PAGE EXCERPT:
Well-known and award-winning nature writers and environmental activists join together in a new force for nature
Inkpen nature writer and activist Nicola Chester takes the fight to the online Wild Service Book Club discussion of local incidences of how we can work as a community to include and help save nature for the good of all, writes Arts Editor TRISH LEE
Wild Service – Why Nature Needs You is a book by a collection of established and new writers, as part of or inspired by the new Right to Roam movement, which was founded by West Berkshire’s bestselling author, artist and campaigner Nick Hayes (The Book of Trespass, The Trespasser’s Companion) and award-winning and bestselling author and environmental campaigner Guy Shrubsole (Who Owns England, The Lost Rainforests, The Lie of the Land – which comes out on Thursday) who grew up in Newbury.
The movement aims to secure responsible, informed and greater access to the countryside.

TASKS TO COMPLETE:
(a) According to the article about the Wild Service book, where did Guy Shrubsole grow up?
(b) Continue the article about the Wild Service book past its final sentence.

RECORDS PROVIDED:
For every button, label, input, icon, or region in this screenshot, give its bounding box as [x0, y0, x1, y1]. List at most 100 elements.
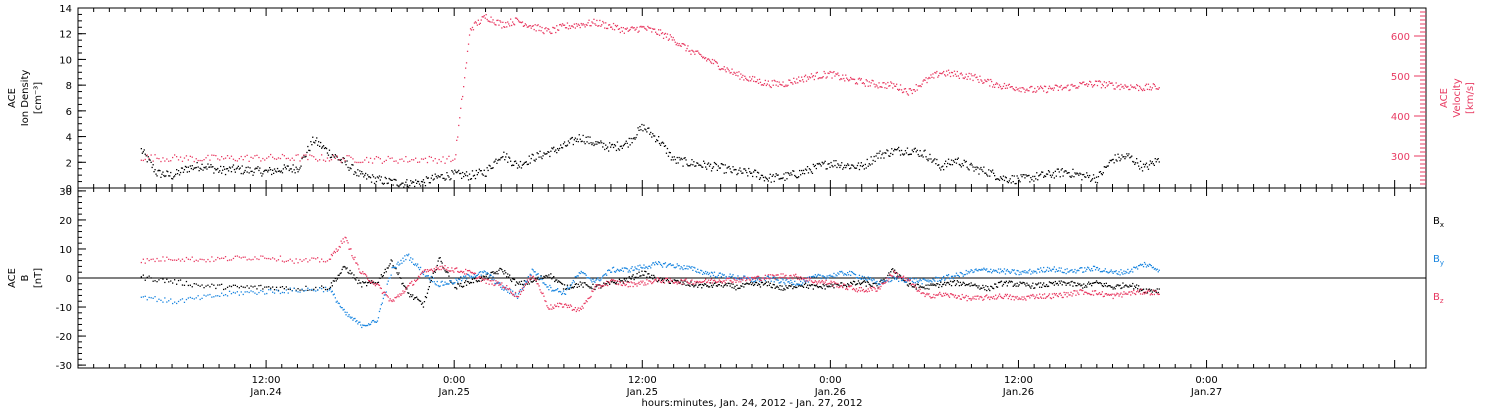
bz-point: [581, 305, 583, 307]
bz-point: [954, 294, 957, 296]
velocity-point: [1051, 87, 1054, 89]
bx-point: [618, 278, 621, 280]
by-point: [1156, 268, 1158, 270]
bz-point: [183, 260, 186, 262]
by-point: [544, 283, 546, 286]
density-point: [768, 177, 770, 179]
by-point: [258, 291, 260, 294]
velocity-point: [917, 85, 919, 87]
density-point: [1034, 175, 1036, 178]
by-point: [404, 255, 406, 257]
by-point: [758, 280, 761, 283]
bz-point: [768, 278, 770, 280]
velocity-point: [980, 79, 982, 81]
velocity-point: [595, 24, 597, 26]
bz-point: [971, 298, 973, 300]
by-point: [778, 282, 780, 284]
bx-point: [590, 286, 592, 288]
bz-point: [482, 279, 484, 281]
by-point: [862, 278, 864, 280]
bz-point: [470, 272, 473, 274]
bz-point: [347, 242, 349, 244]
by-point: [1154, 267, 1156, 270]
by-point: [871, 280, 873, 282]
density-point: [630, 137, 632, 140]
velocity-point: [983, 82, 985, 84]
bz-point: [979, 296, 981, 298]
density-point: [326, 152, 329, 154]
density-point: [201, 163, 203, 165]
bz-point: [665, 277, 668, 280]
velocity-point: [1125, 85, 1127, 87]
velocity-point: [342, 158, 344, 160]
velocity-point: [660, 32, 663, 35]
by-point: [1143, 261, 1146, 264]
by-point: [1116, 272, 1118, 275]
bx-point: [372, 281, 375, 283]
velocity-point: [164, 160, 166, 162]
by-point: [1091, 270, 1094, 272]
by-point: [637, 265, 639, 267]
by-point: [1040, 267, 1042, 269]
velocity-point: [688, 50, 690, 52]
by-point: [560, 291, 562, 293]
by-point: [446, 282, 448, 285]
bz-point: [830, 280, 832, 282]
velocity-point: [1078, 85, 1080, 88]
by-point: [162, 301, 164, 303]
bz-point: [617, 283, 620, 286]
density-point: [241, 165, 243, 167]
bx-point: [518, 281, 521, 283]
velocity-point: [1056, 85, 1058, 87]
bz-point: [635, 283, 637, 285]
bx-point: [767, 281, 769, 283]
bz-point: [728, 277, 730, 279]
velocity-point: [172, 156, 174, 159]
bz-point: [1034, 297, 1036, 300]
density-point: [884, 152, 886, 154]
velocity-point: [181, 160, 184, 162]
density-point: [747, 175, 749, 177]
bx-point: [382, 275, 384, 277]
bx-point: [445, 271, 447, 273]
density-point: [692, 164, 694, 166]
bz-point: [1050, 297, 1053, 300]
density-point: [551, 147, 553, 149]
velocity-point: [572, 26, 574, 28]
bx-point: [1139, 290, 1141, 292]
density-point: [176, 173, 179, 175]
bz-point: [889, 273, 891, 276]
velocity-point: [467, 43, 470, 45]
velocity-point: [816, 71, 818, 74]
density-point: [997, 178, 1000, 180]
by-point: [470, 275, 473, 277]
velocity-point: [503, 26, 505, 28]
bx-point: [542, 277, 544, 280]
by-point: [724, 277, 726, 279]
density-point: [401, 182, 403, 184]
bz-point: [712, 280, 715, 282]
density-point: [609, 142, 611, 144]
velocity-point: [808, 76, 811, 78]
bz-point: [436, 268, 438, 270]
velocity-point: [501, 27, 503, 29]
density-point: [880, 157, 882, 159]
by-point: [447, 283, 449, 285]
bz-point: [947, 295, 950, 297]
velocity-point: [1120, 83, 1122, 86]
bz-point: [694, 280, 696, 283]
bx-point: [395, 268, 397, 270]
by-point: [433, 281, 435, 283]
bz-point: [737, 277, 739, 279]
bz-point: [561, 306, 564, 308]
bx-point: [466, 280, 469, 283]
velocity-point: [1092, 85, 1095, 87]
by-point: [156, 300, 158, 303]
bz-point: [916, 290, 918, 292]
velocity-point: [869, 85, 871, 87]
by-point: [881, 282, 883, 284]
by-point: [1082, 271, 1084, 273]
bx-point: [716, 285, 718, 287]
by-point: [1158, 269, 1160, 271]
density-point: [254, 168, 256, 170]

WRITTEN RESPONSES:
(a) Newbury.

(b)
The group has grown to encompass well-known and award-winning nature writers and environmental activists in a modern Bloomsbury-style (“... without the relationships!” says Nicola) movement.
The Wild Service Book Club is an online discussion with each of its 13 writers on their particular theme.
Last Thursday, as part seven of the Wild Service Bookclub, Inkpen nature writer and activist Nicola Chester discussed hers – Community – with author and campaigner Sophie Pavelle and Guy Shrubsole in a ‘chapter’ on YouTube, featuring local incidences of how we can work as a community to include and help save nature for the good of all – including Hungerford’s Swift Town project and Inkpen Lapwing Story.
You can catch up with it here: https://tinyurl.com/4ta3mdsh
Nick Hayes and Nicola Chester have both written award-winning books and have been shortlisted and highly commended for the Wainwright Nature Writing Prize, and Amy-Jane Beer of the group and Guy Shrubsole both won their categories of the Wainwright Prize this year.
It was dubbed ‘the Wainwright to Roam Prize’.
“The movement has inspired other groups and Wild Service is a kind of manifesto for why we need a new connection to nature and how we can do it,” says Nicola.
“Wild Service is a collection of essays, an ‘all-star ensemble piece’, around the thinking behind why a new connection with nature, one that gives back, is needed.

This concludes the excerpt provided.